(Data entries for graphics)
---
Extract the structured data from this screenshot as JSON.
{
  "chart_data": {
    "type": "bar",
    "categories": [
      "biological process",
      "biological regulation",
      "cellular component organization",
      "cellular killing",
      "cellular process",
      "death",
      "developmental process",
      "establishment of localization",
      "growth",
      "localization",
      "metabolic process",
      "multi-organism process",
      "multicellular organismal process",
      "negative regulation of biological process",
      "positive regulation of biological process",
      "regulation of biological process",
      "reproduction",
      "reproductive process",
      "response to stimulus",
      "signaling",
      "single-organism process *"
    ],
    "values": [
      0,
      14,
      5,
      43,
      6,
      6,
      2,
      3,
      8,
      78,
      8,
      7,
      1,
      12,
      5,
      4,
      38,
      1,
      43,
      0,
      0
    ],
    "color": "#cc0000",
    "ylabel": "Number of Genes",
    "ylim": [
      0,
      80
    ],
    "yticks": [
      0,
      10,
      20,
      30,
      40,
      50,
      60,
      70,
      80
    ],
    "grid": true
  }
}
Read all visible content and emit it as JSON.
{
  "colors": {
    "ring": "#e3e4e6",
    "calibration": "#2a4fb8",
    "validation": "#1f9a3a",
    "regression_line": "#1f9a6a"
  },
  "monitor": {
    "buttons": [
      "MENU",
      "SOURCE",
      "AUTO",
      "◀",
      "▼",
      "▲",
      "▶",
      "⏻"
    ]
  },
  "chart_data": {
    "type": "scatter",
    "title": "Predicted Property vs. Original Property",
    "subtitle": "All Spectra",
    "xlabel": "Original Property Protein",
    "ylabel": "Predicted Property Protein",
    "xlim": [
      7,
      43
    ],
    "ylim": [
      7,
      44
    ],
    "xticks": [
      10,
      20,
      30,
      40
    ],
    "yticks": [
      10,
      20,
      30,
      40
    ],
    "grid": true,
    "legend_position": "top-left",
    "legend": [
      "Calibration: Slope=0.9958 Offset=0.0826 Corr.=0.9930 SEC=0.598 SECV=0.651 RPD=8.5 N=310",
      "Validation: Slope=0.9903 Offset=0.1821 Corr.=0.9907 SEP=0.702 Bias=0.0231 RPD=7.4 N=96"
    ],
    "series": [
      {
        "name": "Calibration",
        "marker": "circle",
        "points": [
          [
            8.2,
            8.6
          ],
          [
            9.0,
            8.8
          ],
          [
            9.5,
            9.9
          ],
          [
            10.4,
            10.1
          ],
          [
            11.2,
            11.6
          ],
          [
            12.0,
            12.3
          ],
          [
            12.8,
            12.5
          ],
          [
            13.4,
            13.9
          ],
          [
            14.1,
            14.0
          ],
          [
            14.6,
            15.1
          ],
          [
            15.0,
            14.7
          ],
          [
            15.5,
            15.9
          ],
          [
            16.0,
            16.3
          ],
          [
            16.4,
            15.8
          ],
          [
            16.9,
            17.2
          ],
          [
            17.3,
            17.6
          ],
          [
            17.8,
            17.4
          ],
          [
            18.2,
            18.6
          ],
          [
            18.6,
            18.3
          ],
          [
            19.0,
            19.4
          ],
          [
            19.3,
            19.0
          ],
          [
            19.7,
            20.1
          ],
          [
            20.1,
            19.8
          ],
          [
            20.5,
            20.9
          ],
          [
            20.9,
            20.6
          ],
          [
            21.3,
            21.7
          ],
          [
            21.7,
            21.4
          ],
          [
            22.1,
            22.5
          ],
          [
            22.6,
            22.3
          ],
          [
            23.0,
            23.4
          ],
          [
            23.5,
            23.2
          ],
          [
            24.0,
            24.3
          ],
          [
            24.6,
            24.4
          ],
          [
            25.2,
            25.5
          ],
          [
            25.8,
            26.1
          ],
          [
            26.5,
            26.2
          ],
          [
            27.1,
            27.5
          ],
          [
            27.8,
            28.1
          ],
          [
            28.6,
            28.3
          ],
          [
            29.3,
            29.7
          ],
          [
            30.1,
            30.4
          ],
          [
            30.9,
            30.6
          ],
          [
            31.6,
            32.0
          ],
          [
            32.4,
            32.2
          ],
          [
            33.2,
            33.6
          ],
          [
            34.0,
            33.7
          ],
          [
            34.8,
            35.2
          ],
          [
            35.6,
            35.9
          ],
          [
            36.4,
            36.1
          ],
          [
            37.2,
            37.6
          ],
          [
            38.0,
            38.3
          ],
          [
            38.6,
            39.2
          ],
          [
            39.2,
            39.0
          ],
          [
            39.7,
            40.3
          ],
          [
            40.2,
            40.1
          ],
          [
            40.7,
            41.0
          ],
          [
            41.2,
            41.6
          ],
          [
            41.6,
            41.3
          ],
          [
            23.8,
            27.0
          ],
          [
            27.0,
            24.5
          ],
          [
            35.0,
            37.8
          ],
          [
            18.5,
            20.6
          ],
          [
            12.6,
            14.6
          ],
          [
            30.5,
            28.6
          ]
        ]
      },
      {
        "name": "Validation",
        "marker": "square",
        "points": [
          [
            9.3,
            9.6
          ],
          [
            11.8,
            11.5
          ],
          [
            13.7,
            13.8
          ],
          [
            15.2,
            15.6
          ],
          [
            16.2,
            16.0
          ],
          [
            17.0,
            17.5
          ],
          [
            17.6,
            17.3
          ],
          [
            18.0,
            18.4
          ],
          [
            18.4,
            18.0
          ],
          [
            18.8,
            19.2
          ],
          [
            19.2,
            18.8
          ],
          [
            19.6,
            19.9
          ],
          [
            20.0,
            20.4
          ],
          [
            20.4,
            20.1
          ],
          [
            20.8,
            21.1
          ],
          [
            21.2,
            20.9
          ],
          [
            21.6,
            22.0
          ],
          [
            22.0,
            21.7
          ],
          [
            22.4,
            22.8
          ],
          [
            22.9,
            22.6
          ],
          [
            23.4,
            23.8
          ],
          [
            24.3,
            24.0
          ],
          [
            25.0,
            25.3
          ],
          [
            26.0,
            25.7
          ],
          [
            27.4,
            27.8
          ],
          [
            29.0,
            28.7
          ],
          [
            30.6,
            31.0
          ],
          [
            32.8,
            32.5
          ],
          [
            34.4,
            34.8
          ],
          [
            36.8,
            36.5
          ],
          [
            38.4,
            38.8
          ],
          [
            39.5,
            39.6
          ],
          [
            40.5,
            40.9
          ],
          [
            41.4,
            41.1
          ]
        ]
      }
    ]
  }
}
---
** REQUIRED WORK **
Show all lines from the records above where the word "biological" occurs.

** ANSWER BOX **
      "biological process",
      "biological regulation",
      "negative regulation of biological process",
      "positive regulation of biological process",
      "regulation of biological process",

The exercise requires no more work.